- **Records supplied**
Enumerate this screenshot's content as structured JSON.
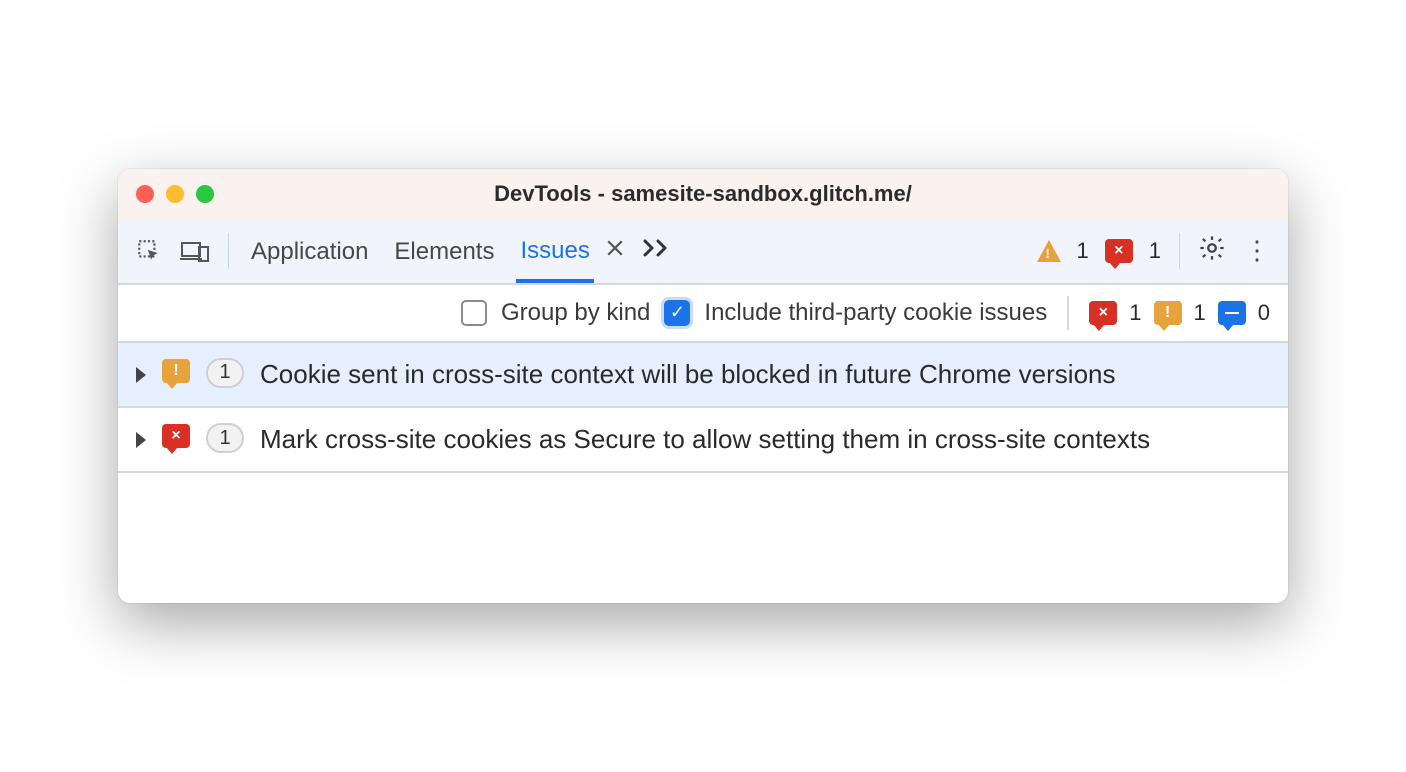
{
  "window": {
    "title": "DevTools - samesite-sandbox.glitch.me/"
  },
  "toolbar": {
    "tabs": [
      {
        "label": "Application"
      },
      {
        "label": "Elements"
      },
      {
        "label": "Issues",
        "active": true
      }
    ],
    "warning_count": "1",
    "error_count": "1"
  },
  "filterbar": {
    "group_by_kind_label": "Group by kind",
    "group_by_kind_checked": false,
    "include_third_party_label": "Include third-party cookie issues",
    "include_third_party_checked": true,
    "counts": {
      "error": "1",
      "warning": "1",
      "info": "0"
    }
  },
  "issues": [
    {
      "severity": "warning",
      "count": "1",
      "title": "Cookie sent in cross-site context will be blocked in future Chrome versions",
      "selected": true
    },
    {
      "severity": "error",
      "count": "1",
      "title": "Mark cross-site cookies as Secure to allow setting them in cross-site contexts",
      "selected": false
    }
  ]
}
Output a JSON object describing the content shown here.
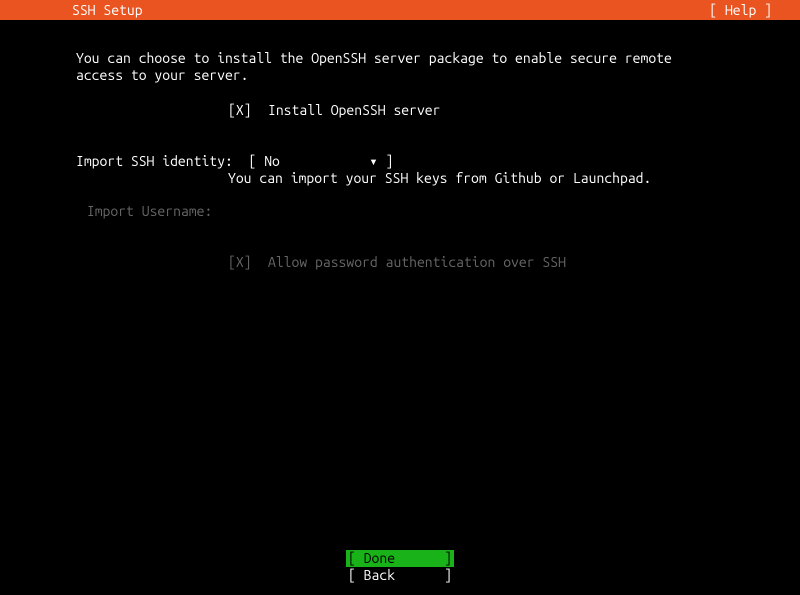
{
  "header": {
    "title": "SSH Setup",
    "help": "[ Help ]"
  },
  "intro": "You can choose to install the OpenSSH server package to enable secure remote access to your server.",
  "install_openssh": {
    "check": "[X]",
    "label": "Install OpenSSH server"
  },
  "import_identity": {
    "label": "Import SSH identity:",
    "value": "No",
    "bracket_open": "[ ",
    "bracket_close": "▾ ]",
    "hint": "You can import your SSH keys from Github or Launchpad."
  },
  "import_username": {
    "label": "Import Username:"
  },
  "allow_password": {
    "check": "[X]",
    "label": "Allow password authentication over SSH"
  },
  "footer": {
    "done": {
      "bracket_open": "[ ",
      "label": "Done",
      "bracket_close": "]"
    },
    "back": {
      "bracket_open": "[ ",
      "label": "Back",
      "bracket_close": "]"
    }
  }
}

- **Objective**
Output every entry exactly as given; pictures are not part of the copy.

- **Task response**
Enumerate this screenshot's content as structured JSON.
{
  "window": {
    "title": "DevTools - samesite-sandbox.glitch.me/"
  },
  "toolbar": {
    "tabs": [
      {
        "label": "Application"
      },
      {
        "label": "Elements"
      },
      {
        "label": "Issues",
        "active": true
      }
    ],
    "warning_count": "1",
    "error_count": "1"
  },
  "filterbar": {
    "group_by_kind_label": "Group by kind",
    "group_by_kind_checked": false,
    "include_third_party_label": "Include third-party cookie issues",
    "include_third_party_checked": true,
    "counts": {
      "error": "1",
      "warning": "1",
      "info": "0"
    }
  },
  "issues": [
    {
      "severity": "warning",
      "count": "1",
      "title": "Cookie sent in cross-site context will be blocked in future Chrome versions",
      "selected": true
    },
    {
      "severity": "error",
      "count": "1",
      "title": "Mark cross-site cookies as Secure to allow setting them in cross-site contexts",
      "selected": false
    }
  ]
}
Output a JSON object describing the content shown here.
{
  "header": {
    "title": "SSH Setup",
    "help": "[ Help ]"
  },
  "intro": "You can choose to install the OpenSSH server package to enable secure remote access to your server.",
  "install_openssh": {
    "check": "[X]",
    "label": "Install OpenSSH server"
  },
  "import_identity": {
    "label": "Import SSH identity:",
    "value": "No",
    "bracket_open": "[ ",
    "bracket_close": "▾ ]",
    "hint": "You can import your SSH keys from Github or Launchpad."
  },
  "import_username": {
    "label": "Import Username:"
  },
  "allow_password": {
    "check": "[X]",
    "label": "Allow password authentication over SSH"
  },
  "footer": {
    "done": {
      "bracket_open": "[ ",
      "label": "Done",
      "bracket_close": "]"
    },
    "back": {
      "bracket_open": "[ ",
      "label": "Back",
      "bracket_close": "]"
    }
  }
}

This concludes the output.